Set task >> In the data below, find every line that has the string "бюджетных", and copy it.

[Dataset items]
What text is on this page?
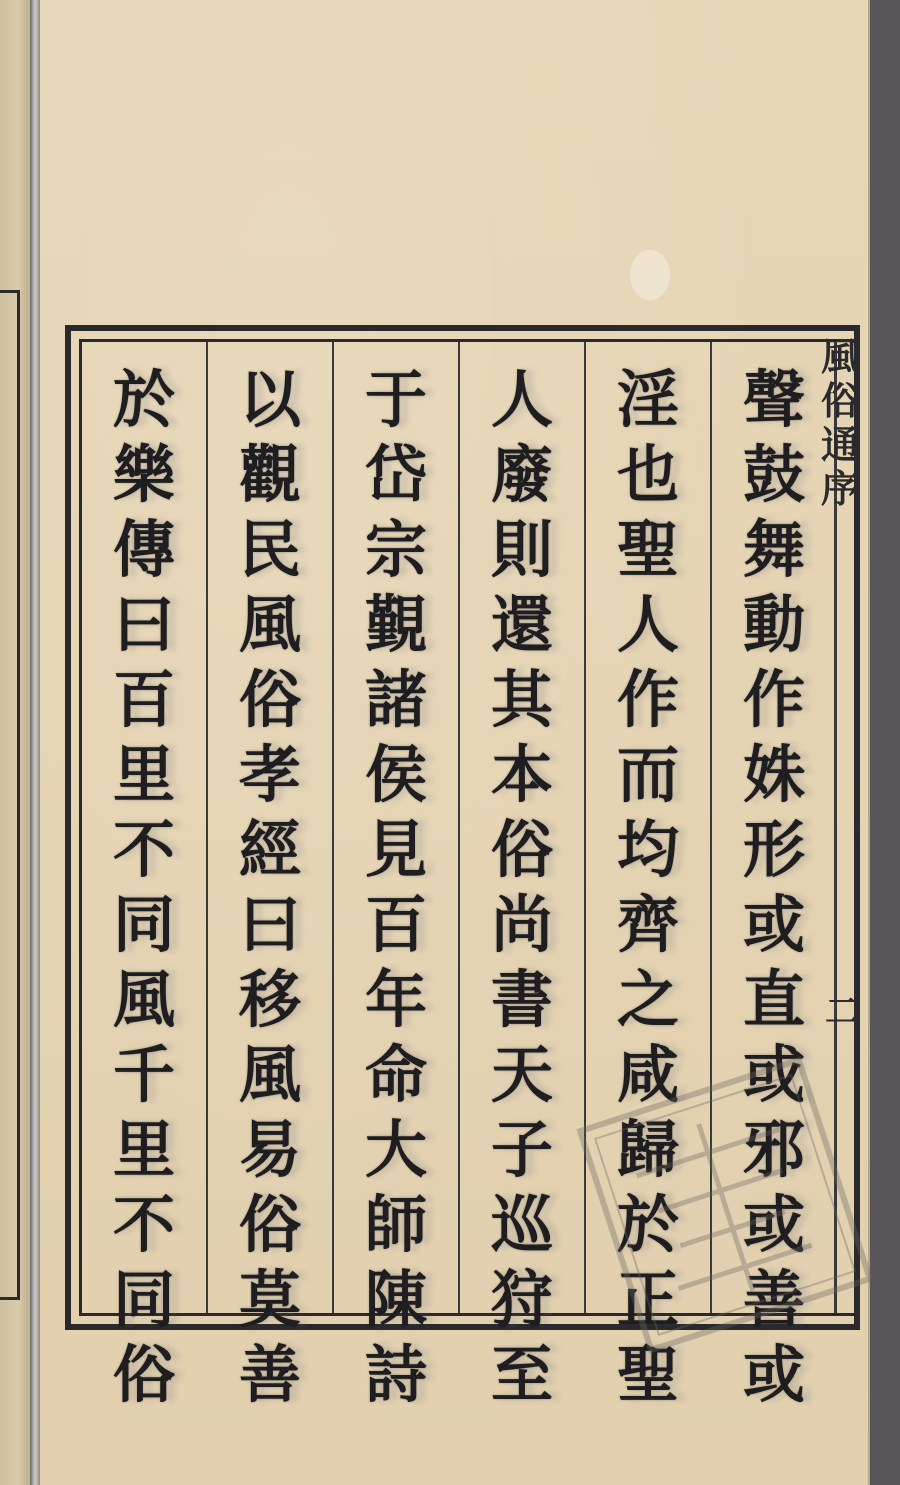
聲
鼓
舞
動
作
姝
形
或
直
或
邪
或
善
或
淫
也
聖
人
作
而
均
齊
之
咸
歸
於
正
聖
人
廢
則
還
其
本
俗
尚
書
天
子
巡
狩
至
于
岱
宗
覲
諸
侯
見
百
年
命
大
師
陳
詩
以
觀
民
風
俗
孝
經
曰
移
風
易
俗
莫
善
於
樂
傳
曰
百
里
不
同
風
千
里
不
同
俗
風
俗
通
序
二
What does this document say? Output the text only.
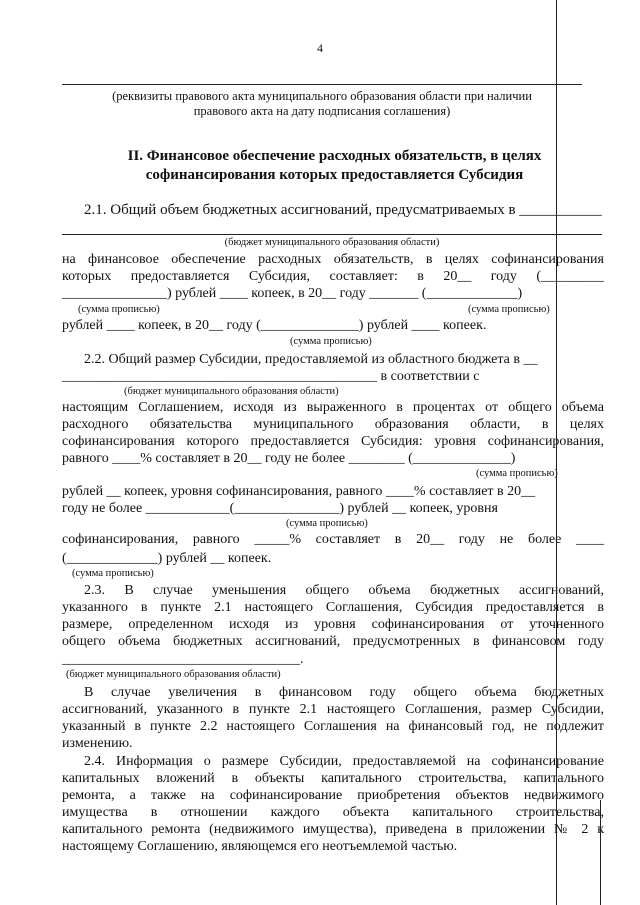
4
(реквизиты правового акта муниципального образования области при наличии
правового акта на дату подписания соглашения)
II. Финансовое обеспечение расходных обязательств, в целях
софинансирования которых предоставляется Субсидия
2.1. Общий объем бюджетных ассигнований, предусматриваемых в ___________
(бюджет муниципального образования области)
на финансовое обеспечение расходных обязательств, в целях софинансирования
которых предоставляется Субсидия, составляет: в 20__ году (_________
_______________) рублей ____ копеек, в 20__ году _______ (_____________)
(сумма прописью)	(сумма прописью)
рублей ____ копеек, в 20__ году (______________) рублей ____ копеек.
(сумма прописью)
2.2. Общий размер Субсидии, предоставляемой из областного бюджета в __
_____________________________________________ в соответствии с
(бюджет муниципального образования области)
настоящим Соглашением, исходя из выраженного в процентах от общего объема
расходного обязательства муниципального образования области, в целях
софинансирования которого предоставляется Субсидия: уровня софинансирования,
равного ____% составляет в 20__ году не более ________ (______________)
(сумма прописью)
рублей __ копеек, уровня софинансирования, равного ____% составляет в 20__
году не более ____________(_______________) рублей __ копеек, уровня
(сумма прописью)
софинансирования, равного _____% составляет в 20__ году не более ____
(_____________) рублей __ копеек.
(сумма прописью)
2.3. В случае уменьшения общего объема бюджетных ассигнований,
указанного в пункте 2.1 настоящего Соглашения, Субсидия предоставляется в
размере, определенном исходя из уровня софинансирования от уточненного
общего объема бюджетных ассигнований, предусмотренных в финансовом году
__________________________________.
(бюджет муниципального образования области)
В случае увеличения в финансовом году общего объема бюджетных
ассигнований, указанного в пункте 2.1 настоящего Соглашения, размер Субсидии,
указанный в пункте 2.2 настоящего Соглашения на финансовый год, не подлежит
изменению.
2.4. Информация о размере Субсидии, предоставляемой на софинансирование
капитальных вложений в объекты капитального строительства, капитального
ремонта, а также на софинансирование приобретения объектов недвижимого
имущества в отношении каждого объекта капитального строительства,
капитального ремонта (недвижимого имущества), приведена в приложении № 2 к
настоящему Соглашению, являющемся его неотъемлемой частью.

Task output >>
2.1. Общий объем бюджетных ассигнований, предусматриваемых в ___________
2.3. В случае уменьшения общего объема бюджетных ассигнований,
общего объема бюджетных ассигнований, предусмотренных в финансовом году
В случае увеличения в финансовом году общего объема бюджетных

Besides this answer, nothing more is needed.